* [GIVEN RECORDS]
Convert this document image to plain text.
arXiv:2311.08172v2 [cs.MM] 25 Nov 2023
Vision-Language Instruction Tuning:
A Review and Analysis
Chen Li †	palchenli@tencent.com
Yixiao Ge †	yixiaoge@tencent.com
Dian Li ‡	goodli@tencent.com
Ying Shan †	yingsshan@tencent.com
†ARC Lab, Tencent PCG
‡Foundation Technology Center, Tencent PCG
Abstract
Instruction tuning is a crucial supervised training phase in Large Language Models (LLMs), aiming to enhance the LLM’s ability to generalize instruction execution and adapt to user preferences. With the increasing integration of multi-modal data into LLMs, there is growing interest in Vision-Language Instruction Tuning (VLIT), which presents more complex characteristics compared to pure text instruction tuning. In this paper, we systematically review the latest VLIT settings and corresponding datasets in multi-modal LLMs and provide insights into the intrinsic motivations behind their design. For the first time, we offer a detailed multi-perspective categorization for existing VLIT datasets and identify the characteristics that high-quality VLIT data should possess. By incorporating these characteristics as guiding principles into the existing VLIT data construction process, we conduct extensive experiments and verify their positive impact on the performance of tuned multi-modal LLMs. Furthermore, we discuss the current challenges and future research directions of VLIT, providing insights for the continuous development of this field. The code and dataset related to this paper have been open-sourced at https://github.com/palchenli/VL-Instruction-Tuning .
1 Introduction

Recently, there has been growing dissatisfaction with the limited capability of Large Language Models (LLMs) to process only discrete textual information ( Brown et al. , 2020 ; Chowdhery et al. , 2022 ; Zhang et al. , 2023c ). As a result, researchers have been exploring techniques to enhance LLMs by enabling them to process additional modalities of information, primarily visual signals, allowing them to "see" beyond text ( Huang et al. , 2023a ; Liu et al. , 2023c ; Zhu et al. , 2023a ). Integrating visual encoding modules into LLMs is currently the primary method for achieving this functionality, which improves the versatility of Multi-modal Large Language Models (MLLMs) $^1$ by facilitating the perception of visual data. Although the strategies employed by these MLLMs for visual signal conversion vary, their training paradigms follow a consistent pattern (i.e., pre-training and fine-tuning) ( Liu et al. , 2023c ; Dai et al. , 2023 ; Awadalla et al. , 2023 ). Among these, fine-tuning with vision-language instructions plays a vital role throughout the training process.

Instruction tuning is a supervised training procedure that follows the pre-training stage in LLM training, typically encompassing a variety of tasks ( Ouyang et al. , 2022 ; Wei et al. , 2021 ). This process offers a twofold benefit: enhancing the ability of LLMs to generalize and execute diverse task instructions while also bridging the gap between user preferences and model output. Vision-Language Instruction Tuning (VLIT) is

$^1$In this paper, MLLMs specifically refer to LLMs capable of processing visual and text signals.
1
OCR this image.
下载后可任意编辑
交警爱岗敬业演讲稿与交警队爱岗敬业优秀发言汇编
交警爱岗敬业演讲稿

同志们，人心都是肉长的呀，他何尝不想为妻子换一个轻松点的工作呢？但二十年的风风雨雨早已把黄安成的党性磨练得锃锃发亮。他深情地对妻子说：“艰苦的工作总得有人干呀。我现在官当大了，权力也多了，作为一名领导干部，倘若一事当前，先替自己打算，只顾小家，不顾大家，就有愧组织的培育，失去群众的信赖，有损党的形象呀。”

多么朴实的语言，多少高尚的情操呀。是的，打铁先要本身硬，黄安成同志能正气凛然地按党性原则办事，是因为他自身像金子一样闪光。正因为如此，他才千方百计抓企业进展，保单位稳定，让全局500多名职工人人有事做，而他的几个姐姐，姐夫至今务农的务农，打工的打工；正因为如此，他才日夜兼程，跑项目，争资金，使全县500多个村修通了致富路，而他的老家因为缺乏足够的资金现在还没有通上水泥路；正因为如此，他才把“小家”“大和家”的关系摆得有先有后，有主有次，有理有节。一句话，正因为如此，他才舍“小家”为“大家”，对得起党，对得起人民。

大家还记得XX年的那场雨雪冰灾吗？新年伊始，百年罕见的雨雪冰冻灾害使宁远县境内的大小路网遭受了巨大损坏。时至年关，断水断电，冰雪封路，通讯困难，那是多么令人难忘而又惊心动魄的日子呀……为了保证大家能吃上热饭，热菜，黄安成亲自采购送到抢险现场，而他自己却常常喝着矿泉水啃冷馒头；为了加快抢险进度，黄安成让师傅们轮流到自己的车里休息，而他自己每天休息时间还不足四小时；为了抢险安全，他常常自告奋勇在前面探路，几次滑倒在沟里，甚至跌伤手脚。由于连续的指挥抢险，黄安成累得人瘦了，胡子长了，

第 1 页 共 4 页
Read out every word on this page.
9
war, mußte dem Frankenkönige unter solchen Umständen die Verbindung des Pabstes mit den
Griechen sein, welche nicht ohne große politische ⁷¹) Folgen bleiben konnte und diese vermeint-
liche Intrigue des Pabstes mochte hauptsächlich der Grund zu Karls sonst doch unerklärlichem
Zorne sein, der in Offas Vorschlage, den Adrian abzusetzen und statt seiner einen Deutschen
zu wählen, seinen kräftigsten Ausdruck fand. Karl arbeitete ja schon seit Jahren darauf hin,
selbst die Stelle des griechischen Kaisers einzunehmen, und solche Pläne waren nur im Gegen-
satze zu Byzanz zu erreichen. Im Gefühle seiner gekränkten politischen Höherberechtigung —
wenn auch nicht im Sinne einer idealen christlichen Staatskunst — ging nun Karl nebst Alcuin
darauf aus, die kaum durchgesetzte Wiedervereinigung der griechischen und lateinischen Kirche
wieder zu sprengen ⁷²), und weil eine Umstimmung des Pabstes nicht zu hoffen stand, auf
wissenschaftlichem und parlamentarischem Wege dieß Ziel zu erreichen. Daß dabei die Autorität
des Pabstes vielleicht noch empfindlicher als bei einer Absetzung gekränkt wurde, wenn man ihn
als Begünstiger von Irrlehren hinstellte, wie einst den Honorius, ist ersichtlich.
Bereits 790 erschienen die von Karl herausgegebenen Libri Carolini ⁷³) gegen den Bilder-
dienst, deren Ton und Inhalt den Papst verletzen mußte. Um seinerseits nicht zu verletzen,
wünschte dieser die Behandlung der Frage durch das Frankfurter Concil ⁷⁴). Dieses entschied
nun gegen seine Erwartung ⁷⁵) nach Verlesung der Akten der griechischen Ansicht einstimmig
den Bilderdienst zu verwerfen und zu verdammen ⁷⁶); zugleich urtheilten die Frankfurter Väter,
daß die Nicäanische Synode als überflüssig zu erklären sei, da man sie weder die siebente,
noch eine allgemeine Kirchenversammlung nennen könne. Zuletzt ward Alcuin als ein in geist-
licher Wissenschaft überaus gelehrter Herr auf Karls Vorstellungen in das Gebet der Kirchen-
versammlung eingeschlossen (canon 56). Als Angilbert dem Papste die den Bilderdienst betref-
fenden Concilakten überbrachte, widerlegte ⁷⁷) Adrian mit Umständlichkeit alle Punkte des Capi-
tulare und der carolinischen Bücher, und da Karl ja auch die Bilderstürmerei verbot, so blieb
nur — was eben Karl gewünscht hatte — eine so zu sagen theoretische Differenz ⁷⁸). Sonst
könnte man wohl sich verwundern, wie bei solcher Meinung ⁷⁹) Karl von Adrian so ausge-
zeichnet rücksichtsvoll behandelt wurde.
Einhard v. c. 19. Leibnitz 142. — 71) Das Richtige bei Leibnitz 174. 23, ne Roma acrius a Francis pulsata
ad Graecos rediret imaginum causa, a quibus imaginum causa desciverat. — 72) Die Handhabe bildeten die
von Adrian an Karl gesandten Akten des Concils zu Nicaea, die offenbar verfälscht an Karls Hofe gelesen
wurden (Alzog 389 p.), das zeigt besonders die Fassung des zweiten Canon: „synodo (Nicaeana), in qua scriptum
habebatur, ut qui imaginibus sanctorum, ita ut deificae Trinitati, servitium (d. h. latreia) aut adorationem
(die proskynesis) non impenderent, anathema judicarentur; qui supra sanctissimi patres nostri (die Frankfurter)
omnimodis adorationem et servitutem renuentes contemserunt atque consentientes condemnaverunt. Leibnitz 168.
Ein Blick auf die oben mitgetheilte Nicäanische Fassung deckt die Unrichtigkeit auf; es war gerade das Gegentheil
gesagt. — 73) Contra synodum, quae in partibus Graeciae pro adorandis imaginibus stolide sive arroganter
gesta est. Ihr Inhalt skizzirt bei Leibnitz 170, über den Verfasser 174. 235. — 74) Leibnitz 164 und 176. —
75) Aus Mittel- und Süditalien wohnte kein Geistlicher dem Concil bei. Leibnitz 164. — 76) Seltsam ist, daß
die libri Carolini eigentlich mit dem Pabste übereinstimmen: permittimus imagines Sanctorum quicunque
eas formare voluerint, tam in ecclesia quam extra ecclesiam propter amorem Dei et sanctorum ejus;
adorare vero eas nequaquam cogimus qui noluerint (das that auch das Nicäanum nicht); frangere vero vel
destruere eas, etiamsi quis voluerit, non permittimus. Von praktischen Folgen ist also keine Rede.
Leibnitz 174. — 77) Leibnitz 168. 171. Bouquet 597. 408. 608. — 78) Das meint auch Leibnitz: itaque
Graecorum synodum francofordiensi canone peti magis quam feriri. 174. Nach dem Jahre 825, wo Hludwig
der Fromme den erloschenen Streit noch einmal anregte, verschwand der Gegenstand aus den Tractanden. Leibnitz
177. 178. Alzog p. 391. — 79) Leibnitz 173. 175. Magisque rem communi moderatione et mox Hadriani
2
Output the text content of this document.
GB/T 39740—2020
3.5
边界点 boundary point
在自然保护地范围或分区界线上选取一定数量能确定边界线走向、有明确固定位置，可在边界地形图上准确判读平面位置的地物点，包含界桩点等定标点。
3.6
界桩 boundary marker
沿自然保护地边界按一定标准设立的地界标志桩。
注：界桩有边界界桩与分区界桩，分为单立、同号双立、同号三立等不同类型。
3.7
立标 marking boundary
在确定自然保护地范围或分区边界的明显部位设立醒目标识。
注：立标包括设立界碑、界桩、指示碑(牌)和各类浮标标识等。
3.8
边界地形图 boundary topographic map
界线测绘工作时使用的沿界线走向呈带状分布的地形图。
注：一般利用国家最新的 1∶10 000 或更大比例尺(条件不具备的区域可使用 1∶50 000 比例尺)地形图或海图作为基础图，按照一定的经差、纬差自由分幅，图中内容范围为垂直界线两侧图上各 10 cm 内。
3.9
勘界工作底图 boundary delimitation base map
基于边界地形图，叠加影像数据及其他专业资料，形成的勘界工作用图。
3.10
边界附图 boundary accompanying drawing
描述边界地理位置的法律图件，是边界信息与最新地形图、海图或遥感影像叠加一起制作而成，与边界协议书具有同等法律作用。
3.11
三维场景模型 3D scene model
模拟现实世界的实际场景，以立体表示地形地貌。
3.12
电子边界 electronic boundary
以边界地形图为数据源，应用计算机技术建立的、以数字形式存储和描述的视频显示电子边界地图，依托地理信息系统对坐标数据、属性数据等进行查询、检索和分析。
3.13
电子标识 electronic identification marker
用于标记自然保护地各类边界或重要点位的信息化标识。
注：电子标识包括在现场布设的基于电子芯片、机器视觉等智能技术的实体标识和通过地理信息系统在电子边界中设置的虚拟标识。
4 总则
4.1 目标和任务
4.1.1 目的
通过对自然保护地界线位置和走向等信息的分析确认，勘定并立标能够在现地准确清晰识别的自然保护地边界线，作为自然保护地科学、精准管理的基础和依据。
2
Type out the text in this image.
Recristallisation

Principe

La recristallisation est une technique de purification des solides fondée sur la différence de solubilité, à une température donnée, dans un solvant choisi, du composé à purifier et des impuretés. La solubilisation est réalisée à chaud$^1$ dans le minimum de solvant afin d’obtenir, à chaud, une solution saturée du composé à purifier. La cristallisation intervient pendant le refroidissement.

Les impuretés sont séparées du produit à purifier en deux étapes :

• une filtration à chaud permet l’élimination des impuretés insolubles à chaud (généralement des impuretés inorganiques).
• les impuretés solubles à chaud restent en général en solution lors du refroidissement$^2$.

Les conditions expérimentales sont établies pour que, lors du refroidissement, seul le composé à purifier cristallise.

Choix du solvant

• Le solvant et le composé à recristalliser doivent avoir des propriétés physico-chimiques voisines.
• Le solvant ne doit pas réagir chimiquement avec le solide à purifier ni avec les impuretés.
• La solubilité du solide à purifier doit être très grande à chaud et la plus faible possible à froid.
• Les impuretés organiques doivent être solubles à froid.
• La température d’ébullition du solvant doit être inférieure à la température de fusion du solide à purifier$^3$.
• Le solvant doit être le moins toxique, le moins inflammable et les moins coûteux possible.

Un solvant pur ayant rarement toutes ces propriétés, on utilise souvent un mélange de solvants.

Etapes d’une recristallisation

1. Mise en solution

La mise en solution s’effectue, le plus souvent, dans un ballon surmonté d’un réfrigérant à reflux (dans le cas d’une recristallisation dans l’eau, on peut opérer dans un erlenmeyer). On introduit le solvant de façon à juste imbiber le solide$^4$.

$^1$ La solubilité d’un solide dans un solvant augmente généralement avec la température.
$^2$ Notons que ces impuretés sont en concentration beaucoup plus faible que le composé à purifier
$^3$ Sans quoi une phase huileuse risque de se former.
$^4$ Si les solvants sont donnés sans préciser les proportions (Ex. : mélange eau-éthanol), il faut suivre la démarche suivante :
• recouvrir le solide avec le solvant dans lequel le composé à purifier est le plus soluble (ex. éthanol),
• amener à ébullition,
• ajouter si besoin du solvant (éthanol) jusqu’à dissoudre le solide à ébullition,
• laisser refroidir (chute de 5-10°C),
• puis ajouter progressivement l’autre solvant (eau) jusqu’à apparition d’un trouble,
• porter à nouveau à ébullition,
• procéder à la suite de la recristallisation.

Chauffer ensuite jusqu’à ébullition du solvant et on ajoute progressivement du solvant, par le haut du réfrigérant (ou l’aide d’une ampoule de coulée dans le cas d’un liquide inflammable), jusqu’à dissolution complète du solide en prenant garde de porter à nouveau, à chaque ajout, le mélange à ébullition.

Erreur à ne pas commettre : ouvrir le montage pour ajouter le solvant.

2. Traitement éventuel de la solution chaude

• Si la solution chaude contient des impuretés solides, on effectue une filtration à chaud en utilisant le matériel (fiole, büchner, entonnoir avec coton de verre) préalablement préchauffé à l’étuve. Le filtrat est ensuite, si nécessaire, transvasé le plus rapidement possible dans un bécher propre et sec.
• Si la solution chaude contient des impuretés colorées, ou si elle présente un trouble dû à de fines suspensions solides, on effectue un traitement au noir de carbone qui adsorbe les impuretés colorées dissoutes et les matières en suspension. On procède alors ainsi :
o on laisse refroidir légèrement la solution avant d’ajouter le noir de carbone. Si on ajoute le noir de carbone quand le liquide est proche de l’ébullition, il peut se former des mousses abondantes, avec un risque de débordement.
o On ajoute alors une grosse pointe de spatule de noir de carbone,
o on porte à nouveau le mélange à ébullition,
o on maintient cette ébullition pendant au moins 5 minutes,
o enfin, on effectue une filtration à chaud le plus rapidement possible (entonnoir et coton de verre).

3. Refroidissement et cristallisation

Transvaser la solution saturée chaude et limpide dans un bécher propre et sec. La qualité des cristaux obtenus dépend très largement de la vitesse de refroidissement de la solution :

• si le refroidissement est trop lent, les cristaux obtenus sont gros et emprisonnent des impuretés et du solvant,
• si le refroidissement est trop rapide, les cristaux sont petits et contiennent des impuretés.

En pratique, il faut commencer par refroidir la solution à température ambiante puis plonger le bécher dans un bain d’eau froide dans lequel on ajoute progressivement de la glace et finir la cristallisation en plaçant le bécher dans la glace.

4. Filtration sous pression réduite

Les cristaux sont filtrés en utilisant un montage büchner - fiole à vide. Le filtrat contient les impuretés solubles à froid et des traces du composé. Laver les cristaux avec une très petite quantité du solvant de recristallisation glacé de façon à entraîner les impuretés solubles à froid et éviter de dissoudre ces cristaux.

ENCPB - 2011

* [YOUR GOAL] Show the lines of the records that contain the word "Nicäanische".

* [WRITTEN RESPONSE]
daß die Nicäanische Synode als überflüssig zu erklären sei, da man sie weder die siebente,
Ein Blick auf die oben mitgetheilte Nicäanische Fassung deckt die Unrichtigkeit auf; es war gerade das Gegentheil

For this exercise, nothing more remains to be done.